Provided data.
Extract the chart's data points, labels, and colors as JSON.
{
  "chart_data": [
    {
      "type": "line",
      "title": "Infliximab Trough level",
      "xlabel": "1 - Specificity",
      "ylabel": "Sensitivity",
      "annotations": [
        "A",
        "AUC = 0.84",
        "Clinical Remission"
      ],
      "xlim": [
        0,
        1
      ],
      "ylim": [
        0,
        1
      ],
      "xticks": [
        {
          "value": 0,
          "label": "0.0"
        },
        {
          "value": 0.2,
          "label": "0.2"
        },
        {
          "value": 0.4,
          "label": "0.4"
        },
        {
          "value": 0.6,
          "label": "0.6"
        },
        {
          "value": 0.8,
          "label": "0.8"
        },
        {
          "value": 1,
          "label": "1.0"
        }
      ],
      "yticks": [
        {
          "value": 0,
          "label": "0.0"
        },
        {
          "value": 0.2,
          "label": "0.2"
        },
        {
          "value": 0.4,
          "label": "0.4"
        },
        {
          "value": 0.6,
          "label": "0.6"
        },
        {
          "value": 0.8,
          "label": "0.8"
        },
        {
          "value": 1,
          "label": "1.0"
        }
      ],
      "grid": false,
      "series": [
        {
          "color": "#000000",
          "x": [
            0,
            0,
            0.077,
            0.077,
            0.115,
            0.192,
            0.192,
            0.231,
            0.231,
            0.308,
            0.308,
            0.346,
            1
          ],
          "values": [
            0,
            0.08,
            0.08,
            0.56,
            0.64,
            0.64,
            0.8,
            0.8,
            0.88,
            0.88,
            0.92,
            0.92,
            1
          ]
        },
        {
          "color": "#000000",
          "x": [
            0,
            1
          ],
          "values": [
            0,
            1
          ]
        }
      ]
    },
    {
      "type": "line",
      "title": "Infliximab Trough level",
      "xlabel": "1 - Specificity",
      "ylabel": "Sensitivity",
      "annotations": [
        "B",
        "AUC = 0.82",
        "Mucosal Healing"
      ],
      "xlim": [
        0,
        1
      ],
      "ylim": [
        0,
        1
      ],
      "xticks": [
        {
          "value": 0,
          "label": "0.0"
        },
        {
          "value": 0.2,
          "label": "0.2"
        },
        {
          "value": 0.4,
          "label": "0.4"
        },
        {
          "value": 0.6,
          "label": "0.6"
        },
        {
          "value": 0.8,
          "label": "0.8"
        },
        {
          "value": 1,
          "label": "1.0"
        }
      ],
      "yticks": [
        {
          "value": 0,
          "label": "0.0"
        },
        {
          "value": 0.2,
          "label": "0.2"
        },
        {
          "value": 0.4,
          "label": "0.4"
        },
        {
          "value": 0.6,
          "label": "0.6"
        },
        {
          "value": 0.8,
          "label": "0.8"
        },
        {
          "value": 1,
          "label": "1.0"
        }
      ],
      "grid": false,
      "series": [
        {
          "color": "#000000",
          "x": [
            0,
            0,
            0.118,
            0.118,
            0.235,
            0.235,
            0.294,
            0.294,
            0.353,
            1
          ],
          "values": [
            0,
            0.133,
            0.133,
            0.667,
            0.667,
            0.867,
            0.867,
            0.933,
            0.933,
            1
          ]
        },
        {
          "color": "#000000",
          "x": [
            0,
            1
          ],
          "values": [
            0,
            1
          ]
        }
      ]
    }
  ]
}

* * *

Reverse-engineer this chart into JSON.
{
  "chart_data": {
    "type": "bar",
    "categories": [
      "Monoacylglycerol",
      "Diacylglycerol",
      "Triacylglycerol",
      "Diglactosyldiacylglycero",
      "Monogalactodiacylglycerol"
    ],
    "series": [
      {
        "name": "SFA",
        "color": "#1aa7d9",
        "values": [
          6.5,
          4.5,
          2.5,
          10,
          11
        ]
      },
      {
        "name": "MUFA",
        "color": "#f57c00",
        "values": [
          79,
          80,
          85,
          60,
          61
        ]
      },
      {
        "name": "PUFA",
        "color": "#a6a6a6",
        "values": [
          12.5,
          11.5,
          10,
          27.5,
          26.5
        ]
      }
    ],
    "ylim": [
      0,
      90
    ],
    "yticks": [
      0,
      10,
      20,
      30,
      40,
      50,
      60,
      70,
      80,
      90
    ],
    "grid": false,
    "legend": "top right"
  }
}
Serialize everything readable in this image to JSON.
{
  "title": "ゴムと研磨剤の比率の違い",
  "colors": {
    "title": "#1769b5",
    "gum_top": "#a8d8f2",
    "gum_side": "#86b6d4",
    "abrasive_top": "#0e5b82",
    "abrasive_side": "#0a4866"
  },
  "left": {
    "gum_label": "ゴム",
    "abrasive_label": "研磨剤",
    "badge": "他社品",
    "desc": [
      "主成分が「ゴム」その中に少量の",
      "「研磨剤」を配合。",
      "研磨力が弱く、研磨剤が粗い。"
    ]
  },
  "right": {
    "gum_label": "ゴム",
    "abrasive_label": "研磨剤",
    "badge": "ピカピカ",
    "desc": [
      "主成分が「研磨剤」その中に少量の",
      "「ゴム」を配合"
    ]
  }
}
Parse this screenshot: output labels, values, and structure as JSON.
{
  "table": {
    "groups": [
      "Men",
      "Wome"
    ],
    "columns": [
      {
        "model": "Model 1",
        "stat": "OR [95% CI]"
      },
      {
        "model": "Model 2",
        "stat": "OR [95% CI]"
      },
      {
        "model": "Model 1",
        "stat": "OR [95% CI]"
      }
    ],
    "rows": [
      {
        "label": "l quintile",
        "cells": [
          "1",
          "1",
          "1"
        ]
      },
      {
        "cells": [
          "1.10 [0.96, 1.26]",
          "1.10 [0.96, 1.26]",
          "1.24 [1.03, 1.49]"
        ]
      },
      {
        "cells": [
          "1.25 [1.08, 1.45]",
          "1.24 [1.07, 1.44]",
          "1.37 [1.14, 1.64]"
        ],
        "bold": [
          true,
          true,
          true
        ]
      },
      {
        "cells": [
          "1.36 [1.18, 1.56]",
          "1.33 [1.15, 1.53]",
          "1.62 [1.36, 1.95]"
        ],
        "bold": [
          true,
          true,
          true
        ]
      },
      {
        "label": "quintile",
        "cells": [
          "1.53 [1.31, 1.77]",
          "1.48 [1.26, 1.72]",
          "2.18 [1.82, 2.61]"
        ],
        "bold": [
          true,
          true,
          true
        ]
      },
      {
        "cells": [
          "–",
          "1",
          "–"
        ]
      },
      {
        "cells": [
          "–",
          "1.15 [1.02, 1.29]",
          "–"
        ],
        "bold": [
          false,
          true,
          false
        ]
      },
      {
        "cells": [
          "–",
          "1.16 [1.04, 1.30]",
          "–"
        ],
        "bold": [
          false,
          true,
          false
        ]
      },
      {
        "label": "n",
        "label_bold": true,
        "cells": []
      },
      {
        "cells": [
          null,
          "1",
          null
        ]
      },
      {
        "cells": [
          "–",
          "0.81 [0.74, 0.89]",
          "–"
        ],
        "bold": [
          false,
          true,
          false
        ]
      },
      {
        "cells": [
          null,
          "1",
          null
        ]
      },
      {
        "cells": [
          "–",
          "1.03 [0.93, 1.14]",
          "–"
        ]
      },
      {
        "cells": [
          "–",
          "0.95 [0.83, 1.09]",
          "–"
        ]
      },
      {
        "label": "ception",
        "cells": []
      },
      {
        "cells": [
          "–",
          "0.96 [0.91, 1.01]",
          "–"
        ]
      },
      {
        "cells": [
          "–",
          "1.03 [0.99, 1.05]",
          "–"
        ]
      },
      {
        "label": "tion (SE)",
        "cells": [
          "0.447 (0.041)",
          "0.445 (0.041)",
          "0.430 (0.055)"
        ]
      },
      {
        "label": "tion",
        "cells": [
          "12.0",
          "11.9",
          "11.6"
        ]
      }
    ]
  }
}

Set exercise. Show every line in the records above that contains the word "JSON".

Answer to this task.
Extract the chart's data points, labels, and colors as JSON.
Reverse-engineer this chart into JSON.
Serialize everything readable in this image to JSON.
Parse this screenshot: output labels, values, and structure as JSON.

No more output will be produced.